§ **Written instruction**:
Restate the entries word for word, omitting nothing.

§ **Exercise data**:
[start]

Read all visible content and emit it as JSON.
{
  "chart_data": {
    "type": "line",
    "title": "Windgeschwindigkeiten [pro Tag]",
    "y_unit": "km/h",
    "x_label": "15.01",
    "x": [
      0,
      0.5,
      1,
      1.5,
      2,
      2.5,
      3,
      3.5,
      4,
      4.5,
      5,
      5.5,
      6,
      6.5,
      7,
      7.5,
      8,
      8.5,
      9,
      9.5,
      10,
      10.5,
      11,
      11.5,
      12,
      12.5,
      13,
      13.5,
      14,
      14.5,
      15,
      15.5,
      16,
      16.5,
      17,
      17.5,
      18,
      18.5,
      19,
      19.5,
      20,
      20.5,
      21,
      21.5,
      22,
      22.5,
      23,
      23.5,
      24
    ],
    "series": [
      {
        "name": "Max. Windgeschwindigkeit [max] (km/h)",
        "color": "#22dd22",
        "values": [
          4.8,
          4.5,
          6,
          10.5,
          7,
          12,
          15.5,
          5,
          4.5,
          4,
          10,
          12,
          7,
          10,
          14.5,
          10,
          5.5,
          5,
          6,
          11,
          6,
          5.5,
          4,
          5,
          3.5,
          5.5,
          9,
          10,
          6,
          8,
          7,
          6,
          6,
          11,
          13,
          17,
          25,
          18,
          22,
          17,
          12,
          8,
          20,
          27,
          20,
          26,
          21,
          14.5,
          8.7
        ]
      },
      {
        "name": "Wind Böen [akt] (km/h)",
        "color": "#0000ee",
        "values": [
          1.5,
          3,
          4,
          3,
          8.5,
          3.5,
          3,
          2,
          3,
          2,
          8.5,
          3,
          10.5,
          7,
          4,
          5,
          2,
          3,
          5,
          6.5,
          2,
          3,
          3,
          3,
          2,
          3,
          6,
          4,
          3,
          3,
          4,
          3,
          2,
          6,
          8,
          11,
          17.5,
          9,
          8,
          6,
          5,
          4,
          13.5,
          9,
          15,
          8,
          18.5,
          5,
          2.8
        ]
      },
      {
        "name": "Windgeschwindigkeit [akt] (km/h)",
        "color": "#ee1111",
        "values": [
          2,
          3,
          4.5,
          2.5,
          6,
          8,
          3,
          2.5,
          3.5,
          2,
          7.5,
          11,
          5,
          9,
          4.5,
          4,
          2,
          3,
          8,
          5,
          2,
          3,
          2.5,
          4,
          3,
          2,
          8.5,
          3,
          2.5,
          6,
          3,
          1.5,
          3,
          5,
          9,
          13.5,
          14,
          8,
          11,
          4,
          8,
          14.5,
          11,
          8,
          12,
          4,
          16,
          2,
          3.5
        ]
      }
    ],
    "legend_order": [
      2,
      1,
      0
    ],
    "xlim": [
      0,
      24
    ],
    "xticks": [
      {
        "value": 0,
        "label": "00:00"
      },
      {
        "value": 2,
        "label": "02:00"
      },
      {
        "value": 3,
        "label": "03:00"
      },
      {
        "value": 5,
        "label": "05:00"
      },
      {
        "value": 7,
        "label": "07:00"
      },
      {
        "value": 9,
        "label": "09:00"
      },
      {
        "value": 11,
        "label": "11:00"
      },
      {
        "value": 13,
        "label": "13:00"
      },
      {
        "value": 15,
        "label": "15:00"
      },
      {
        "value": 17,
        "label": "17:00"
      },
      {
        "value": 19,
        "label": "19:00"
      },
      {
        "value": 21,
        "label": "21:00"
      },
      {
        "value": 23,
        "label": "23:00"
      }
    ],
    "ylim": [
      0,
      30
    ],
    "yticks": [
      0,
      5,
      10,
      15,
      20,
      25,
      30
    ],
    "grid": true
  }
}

[end]

§ **Completed exercise**:
Read all visible content and emit it as JSON.
{
  "chart_data": {
    "type": "line",
    "title": "Windgeschwindigkeiten [pro Tag]",
    "y_unit": "km/h",
    "x_label": "15.01",
    "x": [
      0,
      0.5,
      1,
      1.5,
      2,
      2.5,
      3,
      3.5,
      4,
      4.5,
      5,
      5.5,
      6,
      6.5,
      7,
      7.5,
      8,
      8.5,
      9,
      9.5,
      10,
      10.5,
      11,
      11.5,
      12,
      12.5,
      13,
      13.5,
      14,
      14.5,
      15,
      15.5,
      16,
      16.5,
      17,
      17.5,
      18,
      18.5,
      19,
      19.5,
      20,
      20.5,
      21,
      21.5,
      22,
      22.5,
      23,
      23.5,
      24
    ],
    "series": [
      {
        "name": "Max. Windgeschwindigkeit [max] (km/h)",
        "color": "#22dd22",
        "values": [
          4.8,
          4.5,
          6,
          10.5,
          7,
          12,
          15.5,
          5,
          4.5,
          4,
          10,
          12,
          7,
          10,
          14.5,
          10,
          5.5,
          5,
          6,
          11,
          6,
          5.5,
          4,
          5,
          3.5,
          5.5,
          9,
          10,
          6,
          8,
          7,
          6,
          6,
          11,
          13,
          17,
          25,
          18,
          22,
          17,
          12,
          8,
          20,
          27,
          20,
          26,
          21,
          14.5,
          8.7
        ]
      },
      {
        "name": "Wind Böen [akt] (km/h)",
        "color": "#0000ee",
        "values": [
          1.5,
          3,
          4,
          3,
          8.5,
          3.5,
          3,
          2,
          3,
          2,
          8.5,
          3,
          10.5,
          7,
          4,
          5,
          2,
          3,
          5,
          6.5,
          2,
          3,
          3,
          3,
          2,
          3,
          6,
          4,
          3,
          3,
          4,
          3,
          2,
          6,
          8,
          11,
          17.5,
          9,
          8,
          6,
          5,
          4,
          13.5,
          9,
          15,
          8,
          18.5,
          5,
          2.8
        ]
      },
      {
        "name": "Windgeschwindigkeit [akt] (km/h)",
        "color": "#ee1111",
        "values": [
          2,
          3,
          4.5,
          2.5,
          6,
          8,
          3,
          2.5,
          3.5,
          2,
          7.5,
          11,
          5,
          9,
          4.5,
          4,
          2,
          3,
          8,
          5,
          2,
          3,
          2.5,
          4,
          3,
          2,
          8.5,
          3,
          2.5,
          6,
          3,
          1.5,
          3,
          5,
          9,
          13.5,
          14,
          8,
          11,
          4,
          8,
          14.5,
          11,
          8,
          12,
          4,
          16,
          2,
          3.5
        ]
      }
    ],
    "legend_order": [
      2,
      1,
      0
    ],
    "xlim": [
      0,
      24
    ],
    "xticks": [
      {
        "value": 0,
        "label": "00:00"
      },
      {
        "value": 2,
        "label": "02:00"
      },
      {
        "value": 3,
        "label": "03:00"
      },
      {
        "value": 5,
        "label": "05:00"
      },
      {
        "value": 7,
        "label": "07:00"
      },
      {
        "value": 9,
        "label": "09:00"
      },
      {
        "value": 11,
        "label": "11:00"
      },
      {
        "value": 13,
        "label": "13:00"
      },
      {
        "value": 15,
        "label": "15:00"
      },
      {
        "value": 17,
        "label": "17:00"
      },
      {
        "value": 19,
        "label": "19:00"
      },
      {
        "value": 21,
        "label": "21:00"
      },
      {
        "value": 23,
        "label": "23:00"
      }
    ],
    "ylim": [
      0,
      30
    ],
    "yticks": [
      0,
      5,
      10,
      15,
      20,
      25,
      30
    ],
    "grid": true
  }
}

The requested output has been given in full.